# RECORDS TO PROCESS
_____
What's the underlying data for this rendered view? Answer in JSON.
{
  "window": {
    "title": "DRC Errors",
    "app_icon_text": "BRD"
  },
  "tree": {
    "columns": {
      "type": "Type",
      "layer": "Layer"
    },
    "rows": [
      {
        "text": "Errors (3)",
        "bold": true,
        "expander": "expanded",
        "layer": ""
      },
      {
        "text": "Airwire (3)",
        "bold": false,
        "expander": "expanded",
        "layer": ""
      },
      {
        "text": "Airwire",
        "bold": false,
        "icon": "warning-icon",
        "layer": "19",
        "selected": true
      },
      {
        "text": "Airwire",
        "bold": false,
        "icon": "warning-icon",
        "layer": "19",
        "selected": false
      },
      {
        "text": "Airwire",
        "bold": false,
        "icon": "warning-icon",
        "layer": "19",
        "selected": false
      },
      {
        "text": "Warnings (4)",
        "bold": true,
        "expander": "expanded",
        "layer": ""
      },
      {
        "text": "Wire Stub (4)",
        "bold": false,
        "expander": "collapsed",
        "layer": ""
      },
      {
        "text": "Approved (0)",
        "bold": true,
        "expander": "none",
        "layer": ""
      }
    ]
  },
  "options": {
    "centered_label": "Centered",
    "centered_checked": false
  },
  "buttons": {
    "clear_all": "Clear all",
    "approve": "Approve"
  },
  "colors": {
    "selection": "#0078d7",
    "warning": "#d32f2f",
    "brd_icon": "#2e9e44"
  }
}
_____
# AIM OF THE TASK
Transcribe the full listing above without leaving anything out.

# RESPONSE TO THE TASK
What's the underlying data for this rendered view? Answer in JSON.
{
  "window": {
    "title": "DRC Errors",
    "app_icon_text": "BRD"
  },
  "tree": {
    "columns": {
      "type": "Type",
      "layer": "Layer"
    },
    "rows": [
      {
        "text": "Errors (3)",
        "bold": true,
        "expander": "expanded",
        "layer": ""
      },
      {
        "text": "Airwire (3)",
        "bold": false,
        "expander": "expanded",
        "layer": ""
      },
      {
        "text": "Airwire",
        "bold": false,
        "icon": "warning-icon",
        "layer": "19",
        "selected": true
      },
      {
        "text": "Airwire",
        "bold": false,
        "icon": "warning-icon",
        "layer": "19",
        "selected": false
      },
      {
        "text": "Airwire",
        "bold": false,
        "icon": "warning-icon",
        "layer": "19",
        "selected": false
      },
      {
        "text": "Warnings (4)",
        "bold": true,
        "expander": "expanded",
        "layer": ""
      },
      {
        "text": "Wire Stub (4)",
        "bold": false,
        "expander": "collapsed",
        "layer": ""
      },
      {
        "text": "Approved (0)",
        "bold": true,
        "expander": "none",
        "layer": ""
      }
    ]
  },
  "options": {
    "centered_label": "Centered",
    "centered_checked": false
  },
  "buttons": {
    "clear_all": "Clear all",
    "approve": "Approve"
  },
  "colors": {
    "selection": "#0078d7",
    "warning": "#d32f2f",
    "brd_icon": "#2e9e44"
  }
}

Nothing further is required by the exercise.